— TASK PROMPT —
The listing must be reproduced in full, exactly as it stands.

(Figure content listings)
____________________

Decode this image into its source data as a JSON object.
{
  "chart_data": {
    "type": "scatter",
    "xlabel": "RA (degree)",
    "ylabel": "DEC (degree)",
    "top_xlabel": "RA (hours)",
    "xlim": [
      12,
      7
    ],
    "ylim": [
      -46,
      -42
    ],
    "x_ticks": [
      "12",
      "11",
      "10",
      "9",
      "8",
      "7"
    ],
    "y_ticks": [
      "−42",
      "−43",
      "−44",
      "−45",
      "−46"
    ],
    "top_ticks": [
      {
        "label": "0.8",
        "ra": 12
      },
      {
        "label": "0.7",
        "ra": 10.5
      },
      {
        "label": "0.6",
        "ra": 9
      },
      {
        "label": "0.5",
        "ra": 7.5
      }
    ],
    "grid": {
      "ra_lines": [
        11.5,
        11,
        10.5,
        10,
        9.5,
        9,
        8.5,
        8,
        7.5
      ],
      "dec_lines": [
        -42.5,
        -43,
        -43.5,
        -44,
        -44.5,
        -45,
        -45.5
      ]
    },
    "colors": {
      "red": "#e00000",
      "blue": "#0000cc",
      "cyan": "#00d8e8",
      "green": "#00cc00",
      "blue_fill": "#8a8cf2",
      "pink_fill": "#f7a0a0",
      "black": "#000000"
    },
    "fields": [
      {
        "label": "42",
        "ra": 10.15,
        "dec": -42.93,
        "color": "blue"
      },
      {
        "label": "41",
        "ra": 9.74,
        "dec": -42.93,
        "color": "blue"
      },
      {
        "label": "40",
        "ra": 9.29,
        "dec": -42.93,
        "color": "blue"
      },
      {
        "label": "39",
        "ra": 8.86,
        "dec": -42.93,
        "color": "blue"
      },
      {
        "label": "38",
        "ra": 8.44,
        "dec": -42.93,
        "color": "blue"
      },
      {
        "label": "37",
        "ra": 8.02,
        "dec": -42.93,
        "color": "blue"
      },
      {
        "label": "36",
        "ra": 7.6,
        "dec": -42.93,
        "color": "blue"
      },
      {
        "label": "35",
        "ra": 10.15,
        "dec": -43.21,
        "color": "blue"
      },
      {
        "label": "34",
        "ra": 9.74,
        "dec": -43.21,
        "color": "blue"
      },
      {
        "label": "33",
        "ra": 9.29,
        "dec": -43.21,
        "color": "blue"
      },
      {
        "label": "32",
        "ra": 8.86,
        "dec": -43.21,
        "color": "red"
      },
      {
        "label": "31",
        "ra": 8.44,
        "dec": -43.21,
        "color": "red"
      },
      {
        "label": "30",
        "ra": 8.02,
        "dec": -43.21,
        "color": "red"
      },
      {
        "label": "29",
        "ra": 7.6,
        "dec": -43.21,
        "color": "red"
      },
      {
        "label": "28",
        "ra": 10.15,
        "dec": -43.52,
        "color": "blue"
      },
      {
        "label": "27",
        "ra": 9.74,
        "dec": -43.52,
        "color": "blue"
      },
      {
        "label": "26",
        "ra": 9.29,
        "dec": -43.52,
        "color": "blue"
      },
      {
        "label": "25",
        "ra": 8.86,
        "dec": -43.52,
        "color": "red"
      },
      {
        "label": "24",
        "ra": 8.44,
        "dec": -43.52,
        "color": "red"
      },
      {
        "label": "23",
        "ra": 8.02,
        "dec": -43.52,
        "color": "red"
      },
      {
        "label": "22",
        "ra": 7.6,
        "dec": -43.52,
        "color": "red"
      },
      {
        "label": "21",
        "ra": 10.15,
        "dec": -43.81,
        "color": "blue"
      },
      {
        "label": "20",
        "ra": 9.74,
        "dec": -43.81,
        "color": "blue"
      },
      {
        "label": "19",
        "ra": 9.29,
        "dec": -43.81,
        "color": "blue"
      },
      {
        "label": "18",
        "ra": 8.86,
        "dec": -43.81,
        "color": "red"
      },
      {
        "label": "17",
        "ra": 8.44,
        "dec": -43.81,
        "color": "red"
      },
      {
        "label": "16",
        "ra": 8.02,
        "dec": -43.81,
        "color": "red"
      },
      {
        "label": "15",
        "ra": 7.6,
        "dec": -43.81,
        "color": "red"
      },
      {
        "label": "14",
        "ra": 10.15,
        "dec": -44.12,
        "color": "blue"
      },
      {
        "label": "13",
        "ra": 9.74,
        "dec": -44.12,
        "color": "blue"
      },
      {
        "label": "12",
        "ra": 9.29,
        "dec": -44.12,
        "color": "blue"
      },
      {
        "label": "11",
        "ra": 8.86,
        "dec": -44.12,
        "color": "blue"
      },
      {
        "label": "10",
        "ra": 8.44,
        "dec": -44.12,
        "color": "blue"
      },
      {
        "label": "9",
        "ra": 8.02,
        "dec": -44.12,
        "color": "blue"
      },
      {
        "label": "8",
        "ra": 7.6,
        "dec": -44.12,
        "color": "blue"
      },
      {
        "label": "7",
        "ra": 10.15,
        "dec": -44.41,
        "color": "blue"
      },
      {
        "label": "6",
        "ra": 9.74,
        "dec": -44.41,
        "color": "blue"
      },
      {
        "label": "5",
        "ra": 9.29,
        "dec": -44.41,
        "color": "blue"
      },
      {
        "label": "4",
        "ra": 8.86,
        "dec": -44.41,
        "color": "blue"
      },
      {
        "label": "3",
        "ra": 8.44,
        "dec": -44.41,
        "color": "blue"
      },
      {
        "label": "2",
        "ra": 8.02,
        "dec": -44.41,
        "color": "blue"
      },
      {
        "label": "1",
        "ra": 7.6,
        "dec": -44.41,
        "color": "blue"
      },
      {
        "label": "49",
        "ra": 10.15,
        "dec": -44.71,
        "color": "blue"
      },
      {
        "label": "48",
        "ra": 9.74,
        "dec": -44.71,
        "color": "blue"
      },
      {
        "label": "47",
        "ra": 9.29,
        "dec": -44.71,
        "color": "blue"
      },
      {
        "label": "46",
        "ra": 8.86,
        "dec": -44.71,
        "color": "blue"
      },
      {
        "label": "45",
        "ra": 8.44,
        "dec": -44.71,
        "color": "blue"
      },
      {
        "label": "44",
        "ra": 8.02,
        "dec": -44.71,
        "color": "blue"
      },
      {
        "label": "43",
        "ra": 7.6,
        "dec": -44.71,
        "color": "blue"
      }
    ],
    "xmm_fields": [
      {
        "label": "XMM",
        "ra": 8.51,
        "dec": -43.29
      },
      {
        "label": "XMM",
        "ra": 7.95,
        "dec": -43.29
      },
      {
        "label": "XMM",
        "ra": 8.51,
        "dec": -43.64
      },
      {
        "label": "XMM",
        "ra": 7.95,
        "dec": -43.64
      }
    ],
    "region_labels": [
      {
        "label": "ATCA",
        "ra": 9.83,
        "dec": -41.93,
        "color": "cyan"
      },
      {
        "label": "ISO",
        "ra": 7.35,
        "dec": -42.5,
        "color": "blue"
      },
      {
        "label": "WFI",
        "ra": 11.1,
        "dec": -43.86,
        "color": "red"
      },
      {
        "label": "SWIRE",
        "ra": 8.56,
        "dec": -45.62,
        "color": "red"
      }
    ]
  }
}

____________________

— ANSWER TO THIS EXERCISE —
Decode this image into its source data as a JSON object.
{
  "chart_data": {
    "type": "scatter",
    "xlabel": "RA (degree)",
    "ylabel": "DEC (degree)",
    "top_xlabel": "RA (hours)",
    "xlim": [
      12,
      7
    ],
    "ylim": [
      -46,
      -42
    ],
    "x_ticks": [
      "12",
      "11",
      "10",
      "9",
      "8",
      "7"
    ],
    "y_ticks": [
      "−42",
      "−43",
      "−44",
      "−45",
      "−46"
    ],
    "top_ticks": [
      {
        "label": "0.8",
        "ra": 12
      },
      {
        "label": "0.7",
        "ra": 10.5
      },
      {
        "label": "0.6",
        "ra": 9
      },
      {
        "label": "0.5",
        "ra": 7.5
      }
    ],
    "grid": {
      "ra_lines": [
        11.5,
        11,
        10.5,
        10,
        9.5,
        9,
        8.5,
        8,
        7.5
      ],
      "dec_lines": [
        -42.5,
        -43,
        -43.5,
        -44,
        -44.5,
        -45,
        -45.5
      ]
    },
    "colors": {
      "red": "#e00000",
      "blue": "#0000cc",
      "cyan": "#00d8e8",
      "green": "#00cc00",
      "blue_fill": "#8a8cf2",
      "pink_fill": "#f7a0a0",
      "black": "#000000"
    },
    "fields": [
      {
        "label": "42",
        "ra": 10.15,
        "dec": -42.93,
        "color": "blue"
      },
      {
        "label": "41",
        "ra": 9.74,
        "dec": -42.93,
        "color": "blue"
      },
      {
        "label": "40",
        "ra": 9.29,
        "dec": -42.93,
        "color": "blue"
      },
      {
        "label": "39",
        "ra": 8.86,
        "dec": -42.93,
        "color": "blue"
      },
      {
        "label": "38",
        "ra": 8.44,
        "dec": -42.93,
        "color": "blue"
      },
      {
        "label": "37",
        "ra": 8.02,
        "dec": -42.93,
        "color": "blue"
      },
      {
        "label": "36",
        "ra": 7.6,
        "dec": -42.93,
        "color": "blue"
      },
      {
        "label": "35",
        "ra": 10.15,
        "dec": -43.21,
        "color": "blue"
      },
      {
        "label": "34",
        "ra": 9.74,
        "dec": -43.21,
        "color": "blue"
      },
      {
        "label": "33",
        "ra": 9.29,
        "dec": -43.21,
        "color": "blue"
      },
      {
        "label": "32",
        "ra": 8.86,
        "dec": -43.21,
        "color": "red"
      },
      {
        "label": "31",
        "ra": 8.44,
        "dec": -43.21,
        "color": "red"
      },
      {
        "label": "30",
        "ra": 8.02,
        "dec": -43.21,
        "color": "red"
      },
      {
        "label": "29",
        "ra": 7.6,
        "dec": -43.21,
        "color": "red"
      },
      {
        "label": "28",
        "ra": 10.15,
        "dec": -43.52,
        "color": "blue"
      },
      {
        "label": "27",
        "ra": 9.74,
        "dec": -43.52,
        "color": "blue"
      },
      {
        "label": "26",
        "ra": 9.29,
        "dec": -43.52,
        "color": "blue"
      },
      {
        "label": "25",
        "ra": 8.86,
        "dec": -43.52,
        "color": "red"
      },
      {
        "label": "24",
        "ra": 8.44,
        "dec": -43.52,
        "color": "red"
      },
      {
        "label": "23",
        "ra": 8.02,
        "dec": -43.52,
        "color": "red"
      },
      {
        "label": "22",
        "ra": 7.6,
        "dec": -43.52,
        "color": "red"
      },
      {
        "label": "21",
        "ra": 10.15,
        "dec": -43.81,
        "color": "blue"
      },
      {
        "label": "20",
        "ra": 9.74,
        "dec": -43.81,
        "color": "blue"
      },
      {
        "label": "19",
        "ra": 9.29,
        "dec": -43.81,
        "color": "blue"
      },
      {
        "label": "18",
        "ra": 8.86,
        "dec": -43.81,
        "color": "red"
      },
      {
        "label": "17",
        "ra": 8.44,
        "dec": -43.81,
        "color": "red"
      },
      {
        "label": "16",
        "ra": 8.02,
        "dec": -43.81,
        "color": "red"
      },
      {
        "label": "15",
        "ra": 7.6,
        "dec": -43.81,
        "color": "red"
      },
      {
        "label": "14",
        "ra": 10.15,
        "dec": -44.12,
        "color": "blue"
      },
      {
        "label": "13",
        "ra": 9.74,
        "dec": -44.12,
        "color": "blue"
      },
      {
        "label": "12",
        "ra": 9.29,
        "dec": -44.12,
        "color": "blue"
      },
      {
        "label": "11",
        "ra": 8.86,
        "dec": -44.12,
        "color": "blue"
      },
      {
        "label": "10",
        "ra": 8.44,
        "dec": -44.12,
        "color": "blue"
      },
      {
        "label": "9",
        "ra": 8.02,
        "dec": -44.12,
        "color": "blue"
      },
      {
        "label": "8",
        "ra": 7.6,
        "dec": -44.12,
        "color": "blue"
      },
      {
        "label": "7",
        "ra": 10.15,
        "dec": -44.41,
        "color": "blue"
      },
      {
        "label": "6",
        "ra": 9.74,
        "dec": -44.41,
        "color": "blue"
      },
      {
        "label": "5",
        "ra": 9.29,
        "dec": -44.41,
        "color": "blue"
      },
      {
        "label": "4",
        "ra": 8.86,
        "dec": -44.41,
        "color": "blue"
      },
      {
        "label": "3",
        "ra": 8.44,
        "dec": -44.41,
        "color": "blue"
      },
      {
        "label": "2",
        "ra": 8.02,
        "dec": -44.41,
        "color": "blue"
      },
      {
        "label": "1",
        "ra": 7.6,
        "dec": -44.41,
        "color": "blue"
      },
      {
        "label": "49",
        "ra": 10.15,
        "dec": -44.71,
        "color": "blue"
      },
      {
        "label": "48",
        "ra": 9.74,
        "dec": -44.71,
        "color": "blue"
      },
      {
        "label": "47",
        "ra": 9.29,
        "dec": -44.71,
        "color": "blue"
      },
      {
        "label": "46",
        "ra": 8.86,
        "dec": -44.71,
        "color": "blue"
      },
      {
        "label": "45",
        "ra": 8.44,
        "dec": -44.71,
        "color": "blue"
      },
      {
        "label": "44",
        "ra": 8.02,
        "dec": -44.71,
        "color": "blue"
      },
      {
        "label": "43",
        "ra": 7.6,
        "dec": -44.71,
        "color": "blue"
      }
    ],
    "xmm_fields": [
      {
        "label": "XMM",
        "ra": 8.51,
        "dec": -43.29
      },
      {
        "label": "XMM",
        "ra": 7.95,
        "dec": -43.29
      },
      {
        "label": "XMM",
        "ra": 8.51,
        "dec": -43.64
      },
      {
        "label": "XMM",
        "ra": 7.95,
        "dec": -43.64
      }
    ],
    "region_labels": [
      {
        "label": "ATCA",
        "ra": 9.83,
        "dec": -41.93,
        "color": "cyan"
      },
      {
        "label": "ISO",
        "ra": 7.35,
        "dec": -42.5,
        "color": "blue"
      },
      {
        "label": "WFI",
        "ra": 11.1,
        "dec": -43.86,
        "color": "red"
      },
      {
        "label": "SWIRE",
        "ra": 8.56,
        "dec": -45.62,
        "color": "red"
      }
    ]
  }
}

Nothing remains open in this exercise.